*DIRECTIONS FOR THIS TASK*
Every line that contains "Geneva" counts once; give the total number of such lines, with no other words.
-- START OF AVAILABLE DATA --
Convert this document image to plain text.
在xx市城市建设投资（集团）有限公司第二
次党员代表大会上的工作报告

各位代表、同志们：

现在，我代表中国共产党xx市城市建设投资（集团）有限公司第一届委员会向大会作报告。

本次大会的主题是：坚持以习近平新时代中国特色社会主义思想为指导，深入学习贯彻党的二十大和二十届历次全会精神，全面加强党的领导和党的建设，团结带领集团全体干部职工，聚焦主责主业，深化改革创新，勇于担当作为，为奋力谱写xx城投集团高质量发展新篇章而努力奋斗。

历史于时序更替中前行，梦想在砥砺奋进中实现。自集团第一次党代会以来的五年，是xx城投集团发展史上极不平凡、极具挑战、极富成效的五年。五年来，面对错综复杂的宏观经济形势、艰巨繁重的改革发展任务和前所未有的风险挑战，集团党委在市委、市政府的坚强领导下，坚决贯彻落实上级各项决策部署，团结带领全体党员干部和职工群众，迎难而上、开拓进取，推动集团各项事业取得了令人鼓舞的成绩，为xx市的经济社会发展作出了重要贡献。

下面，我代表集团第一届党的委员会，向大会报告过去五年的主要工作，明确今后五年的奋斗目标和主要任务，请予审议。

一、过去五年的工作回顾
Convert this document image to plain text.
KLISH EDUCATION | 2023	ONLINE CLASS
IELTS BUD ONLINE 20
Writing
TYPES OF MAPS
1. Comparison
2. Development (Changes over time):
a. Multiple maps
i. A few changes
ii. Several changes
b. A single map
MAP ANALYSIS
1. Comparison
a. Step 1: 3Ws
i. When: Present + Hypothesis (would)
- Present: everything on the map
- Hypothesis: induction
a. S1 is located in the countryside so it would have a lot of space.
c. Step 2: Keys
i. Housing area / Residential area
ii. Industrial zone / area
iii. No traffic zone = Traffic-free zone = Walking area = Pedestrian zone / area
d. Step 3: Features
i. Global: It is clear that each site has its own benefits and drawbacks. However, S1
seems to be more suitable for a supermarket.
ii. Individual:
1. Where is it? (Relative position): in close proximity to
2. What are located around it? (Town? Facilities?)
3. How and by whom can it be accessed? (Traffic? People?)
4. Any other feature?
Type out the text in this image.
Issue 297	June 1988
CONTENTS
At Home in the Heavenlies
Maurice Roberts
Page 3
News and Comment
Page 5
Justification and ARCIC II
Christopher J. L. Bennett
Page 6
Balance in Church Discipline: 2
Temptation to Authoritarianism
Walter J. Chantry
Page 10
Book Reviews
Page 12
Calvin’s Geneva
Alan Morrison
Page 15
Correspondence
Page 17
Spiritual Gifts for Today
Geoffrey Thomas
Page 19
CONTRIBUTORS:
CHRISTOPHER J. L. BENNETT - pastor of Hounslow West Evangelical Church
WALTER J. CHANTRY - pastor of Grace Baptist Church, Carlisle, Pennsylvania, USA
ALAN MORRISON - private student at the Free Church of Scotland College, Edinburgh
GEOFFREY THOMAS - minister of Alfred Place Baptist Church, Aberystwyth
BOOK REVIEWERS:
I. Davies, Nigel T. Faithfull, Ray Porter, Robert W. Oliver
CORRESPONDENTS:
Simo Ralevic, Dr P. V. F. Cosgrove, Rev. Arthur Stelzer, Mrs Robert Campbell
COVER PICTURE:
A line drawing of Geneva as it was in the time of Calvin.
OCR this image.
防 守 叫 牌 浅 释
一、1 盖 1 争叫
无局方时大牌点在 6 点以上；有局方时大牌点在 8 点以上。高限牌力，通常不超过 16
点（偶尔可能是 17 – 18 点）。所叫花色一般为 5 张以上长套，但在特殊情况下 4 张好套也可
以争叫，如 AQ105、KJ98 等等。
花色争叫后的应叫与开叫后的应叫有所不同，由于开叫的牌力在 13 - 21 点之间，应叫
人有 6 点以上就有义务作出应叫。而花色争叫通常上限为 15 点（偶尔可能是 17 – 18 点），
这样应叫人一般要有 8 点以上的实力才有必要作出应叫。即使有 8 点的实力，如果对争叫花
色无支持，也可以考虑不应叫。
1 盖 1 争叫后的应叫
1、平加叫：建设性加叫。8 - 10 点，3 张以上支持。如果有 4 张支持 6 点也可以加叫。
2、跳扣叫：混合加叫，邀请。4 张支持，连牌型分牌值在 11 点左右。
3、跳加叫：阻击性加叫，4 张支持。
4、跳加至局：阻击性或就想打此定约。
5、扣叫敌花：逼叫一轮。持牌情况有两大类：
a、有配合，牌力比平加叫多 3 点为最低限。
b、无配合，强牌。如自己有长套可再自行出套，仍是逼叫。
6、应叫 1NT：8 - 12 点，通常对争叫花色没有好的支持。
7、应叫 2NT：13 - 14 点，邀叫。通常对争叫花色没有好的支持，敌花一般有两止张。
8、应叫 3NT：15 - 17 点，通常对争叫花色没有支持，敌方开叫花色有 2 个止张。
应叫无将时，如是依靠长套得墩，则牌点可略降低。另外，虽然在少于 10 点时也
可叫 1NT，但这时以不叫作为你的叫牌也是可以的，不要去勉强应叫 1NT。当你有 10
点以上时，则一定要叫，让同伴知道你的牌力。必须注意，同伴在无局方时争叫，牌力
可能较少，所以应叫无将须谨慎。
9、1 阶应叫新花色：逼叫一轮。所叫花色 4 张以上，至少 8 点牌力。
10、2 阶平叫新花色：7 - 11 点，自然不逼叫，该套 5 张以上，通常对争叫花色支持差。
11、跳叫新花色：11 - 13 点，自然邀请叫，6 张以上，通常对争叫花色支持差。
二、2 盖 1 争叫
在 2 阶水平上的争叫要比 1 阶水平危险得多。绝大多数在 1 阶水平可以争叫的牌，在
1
-- END OF AVAILABLE DATA --
*ANSWER TO THIS PROBLEM*
2